Stored items from a collection
■ ■ ■ ■ ■

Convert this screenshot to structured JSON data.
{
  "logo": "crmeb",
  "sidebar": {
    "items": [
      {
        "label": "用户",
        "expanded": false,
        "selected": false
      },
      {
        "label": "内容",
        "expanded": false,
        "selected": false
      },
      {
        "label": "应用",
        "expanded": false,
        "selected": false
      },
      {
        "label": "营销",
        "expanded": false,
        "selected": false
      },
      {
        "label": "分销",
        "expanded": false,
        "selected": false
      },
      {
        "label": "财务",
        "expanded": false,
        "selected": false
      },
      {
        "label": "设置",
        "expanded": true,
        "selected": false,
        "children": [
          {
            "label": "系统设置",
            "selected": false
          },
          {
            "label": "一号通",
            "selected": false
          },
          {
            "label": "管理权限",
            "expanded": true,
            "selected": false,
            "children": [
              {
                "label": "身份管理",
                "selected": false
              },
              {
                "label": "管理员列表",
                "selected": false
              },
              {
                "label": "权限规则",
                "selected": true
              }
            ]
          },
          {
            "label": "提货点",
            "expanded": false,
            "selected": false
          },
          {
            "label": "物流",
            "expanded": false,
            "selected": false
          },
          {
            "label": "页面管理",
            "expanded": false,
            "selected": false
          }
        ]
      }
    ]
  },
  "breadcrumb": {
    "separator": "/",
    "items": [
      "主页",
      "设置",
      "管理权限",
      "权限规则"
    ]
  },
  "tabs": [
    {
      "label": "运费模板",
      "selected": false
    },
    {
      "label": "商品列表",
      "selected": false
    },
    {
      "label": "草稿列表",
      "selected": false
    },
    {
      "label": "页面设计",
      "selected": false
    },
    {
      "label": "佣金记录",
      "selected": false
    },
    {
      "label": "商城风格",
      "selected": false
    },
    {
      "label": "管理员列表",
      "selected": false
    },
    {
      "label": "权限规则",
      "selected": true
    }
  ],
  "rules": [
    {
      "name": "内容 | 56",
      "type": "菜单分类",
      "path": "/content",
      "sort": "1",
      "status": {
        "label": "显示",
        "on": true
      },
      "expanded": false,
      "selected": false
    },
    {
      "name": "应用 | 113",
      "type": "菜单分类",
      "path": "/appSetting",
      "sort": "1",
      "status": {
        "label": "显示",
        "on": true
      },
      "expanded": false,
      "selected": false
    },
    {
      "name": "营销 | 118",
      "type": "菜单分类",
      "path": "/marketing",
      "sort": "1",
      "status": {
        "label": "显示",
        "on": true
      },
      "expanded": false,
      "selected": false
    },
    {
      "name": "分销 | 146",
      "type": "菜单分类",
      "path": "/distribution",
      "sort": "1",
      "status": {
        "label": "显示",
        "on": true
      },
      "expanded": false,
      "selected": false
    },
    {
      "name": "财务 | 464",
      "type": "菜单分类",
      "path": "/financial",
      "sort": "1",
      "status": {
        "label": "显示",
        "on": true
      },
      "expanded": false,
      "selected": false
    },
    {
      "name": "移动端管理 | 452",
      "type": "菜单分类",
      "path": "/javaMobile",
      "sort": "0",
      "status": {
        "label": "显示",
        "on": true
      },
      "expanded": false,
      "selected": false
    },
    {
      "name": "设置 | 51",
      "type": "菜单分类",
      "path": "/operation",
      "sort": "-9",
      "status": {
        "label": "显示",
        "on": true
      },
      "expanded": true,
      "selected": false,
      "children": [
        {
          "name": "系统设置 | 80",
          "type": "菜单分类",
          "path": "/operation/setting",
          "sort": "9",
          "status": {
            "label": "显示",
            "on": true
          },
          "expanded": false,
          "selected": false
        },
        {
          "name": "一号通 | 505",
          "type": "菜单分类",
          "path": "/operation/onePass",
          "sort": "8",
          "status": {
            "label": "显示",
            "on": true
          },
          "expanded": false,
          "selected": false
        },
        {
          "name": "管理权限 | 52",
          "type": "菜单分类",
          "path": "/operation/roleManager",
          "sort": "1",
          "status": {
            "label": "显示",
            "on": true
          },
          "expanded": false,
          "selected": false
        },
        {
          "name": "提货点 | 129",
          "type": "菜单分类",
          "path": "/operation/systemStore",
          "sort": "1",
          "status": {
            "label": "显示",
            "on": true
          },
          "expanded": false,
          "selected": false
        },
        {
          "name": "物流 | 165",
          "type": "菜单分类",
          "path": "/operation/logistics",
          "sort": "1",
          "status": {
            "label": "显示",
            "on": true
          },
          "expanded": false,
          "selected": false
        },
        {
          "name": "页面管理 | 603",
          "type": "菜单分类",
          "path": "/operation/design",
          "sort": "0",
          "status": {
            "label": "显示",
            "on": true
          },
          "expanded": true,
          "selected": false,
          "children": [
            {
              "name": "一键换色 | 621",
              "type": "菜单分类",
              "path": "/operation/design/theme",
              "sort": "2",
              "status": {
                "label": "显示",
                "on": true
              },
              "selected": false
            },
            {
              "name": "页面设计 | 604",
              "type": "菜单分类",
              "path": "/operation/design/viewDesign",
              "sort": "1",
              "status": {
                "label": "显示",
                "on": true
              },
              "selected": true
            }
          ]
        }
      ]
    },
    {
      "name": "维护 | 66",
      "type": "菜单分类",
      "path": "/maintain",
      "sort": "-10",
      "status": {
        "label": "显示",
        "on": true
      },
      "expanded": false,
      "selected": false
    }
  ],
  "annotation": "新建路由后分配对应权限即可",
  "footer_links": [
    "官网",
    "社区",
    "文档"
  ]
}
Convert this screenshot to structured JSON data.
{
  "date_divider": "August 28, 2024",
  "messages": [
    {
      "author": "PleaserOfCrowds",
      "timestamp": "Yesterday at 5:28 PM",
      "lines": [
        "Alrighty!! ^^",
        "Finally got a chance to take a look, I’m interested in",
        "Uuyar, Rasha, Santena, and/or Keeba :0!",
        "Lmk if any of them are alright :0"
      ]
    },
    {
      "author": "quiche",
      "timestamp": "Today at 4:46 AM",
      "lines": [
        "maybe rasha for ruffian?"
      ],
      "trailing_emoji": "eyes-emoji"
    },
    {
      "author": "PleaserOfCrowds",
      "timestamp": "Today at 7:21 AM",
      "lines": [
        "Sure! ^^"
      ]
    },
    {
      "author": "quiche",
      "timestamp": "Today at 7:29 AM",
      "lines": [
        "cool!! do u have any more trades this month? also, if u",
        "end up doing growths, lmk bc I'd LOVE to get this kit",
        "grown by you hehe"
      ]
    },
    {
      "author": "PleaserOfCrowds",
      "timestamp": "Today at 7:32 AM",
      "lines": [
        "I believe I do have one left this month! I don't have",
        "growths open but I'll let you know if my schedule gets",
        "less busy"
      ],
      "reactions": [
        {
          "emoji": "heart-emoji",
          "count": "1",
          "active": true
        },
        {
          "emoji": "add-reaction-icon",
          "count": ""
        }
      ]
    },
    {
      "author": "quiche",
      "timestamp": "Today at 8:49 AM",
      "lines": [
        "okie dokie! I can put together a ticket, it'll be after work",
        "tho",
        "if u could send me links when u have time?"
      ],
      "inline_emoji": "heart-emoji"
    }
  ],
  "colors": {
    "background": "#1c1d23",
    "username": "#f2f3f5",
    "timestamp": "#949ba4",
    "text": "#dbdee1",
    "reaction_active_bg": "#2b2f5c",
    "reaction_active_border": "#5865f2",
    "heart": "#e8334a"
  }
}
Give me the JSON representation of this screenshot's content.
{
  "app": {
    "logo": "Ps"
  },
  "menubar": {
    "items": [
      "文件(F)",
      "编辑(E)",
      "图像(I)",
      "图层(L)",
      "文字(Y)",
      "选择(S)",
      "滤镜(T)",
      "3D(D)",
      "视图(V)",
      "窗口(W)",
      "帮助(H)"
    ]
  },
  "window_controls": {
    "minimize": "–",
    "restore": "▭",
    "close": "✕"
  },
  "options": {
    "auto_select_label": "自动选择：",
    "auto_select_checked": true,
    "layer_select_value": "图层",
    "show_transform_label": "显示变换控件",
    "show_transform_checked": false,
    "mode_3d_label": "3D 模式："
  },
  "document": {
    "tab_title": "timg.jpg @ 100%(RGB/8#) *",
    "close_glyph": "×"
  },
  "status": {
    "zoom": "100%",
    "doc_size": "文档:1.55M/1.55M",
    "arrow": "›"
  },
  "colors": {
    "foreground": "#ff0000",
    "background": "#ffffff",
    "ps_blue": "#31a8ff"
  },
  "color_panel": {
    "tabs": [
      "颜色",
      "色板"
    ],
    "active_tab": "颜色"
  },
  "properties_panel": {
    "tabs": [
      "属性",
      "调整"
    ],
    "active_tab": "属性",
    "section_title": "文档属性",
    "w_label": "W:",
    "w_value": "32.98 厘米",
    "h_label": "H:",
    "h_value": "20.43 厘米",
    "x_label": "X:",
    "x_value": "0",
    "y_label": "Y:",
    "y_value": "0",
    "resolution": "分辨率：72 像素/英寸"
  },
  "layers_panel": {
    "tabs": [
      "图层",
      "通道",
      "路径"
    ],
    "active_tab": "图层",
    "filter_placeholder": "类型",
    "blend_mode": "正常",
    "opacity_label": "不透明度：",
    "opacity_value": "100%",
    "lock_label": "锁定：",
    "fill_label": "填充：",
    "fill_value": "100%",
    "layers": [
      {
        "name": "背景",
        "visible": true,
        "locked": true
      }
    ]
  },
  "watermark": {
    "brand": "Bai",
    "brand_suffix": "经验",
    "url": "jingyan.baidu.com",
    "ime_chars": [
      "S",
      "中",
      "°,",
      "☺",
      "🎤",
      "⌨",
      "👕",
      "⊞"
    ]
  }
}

■ ■ ■ ■ ■

__EXERCISE DETAILS__. Show all lines from the records above where the word "growths" occurs.

__EXERCISE SOLUTION__.
        "end up doing growths, lmk bc I'd LOVE to get this kit",
        "growths open but I'll let you know if my schedule gets",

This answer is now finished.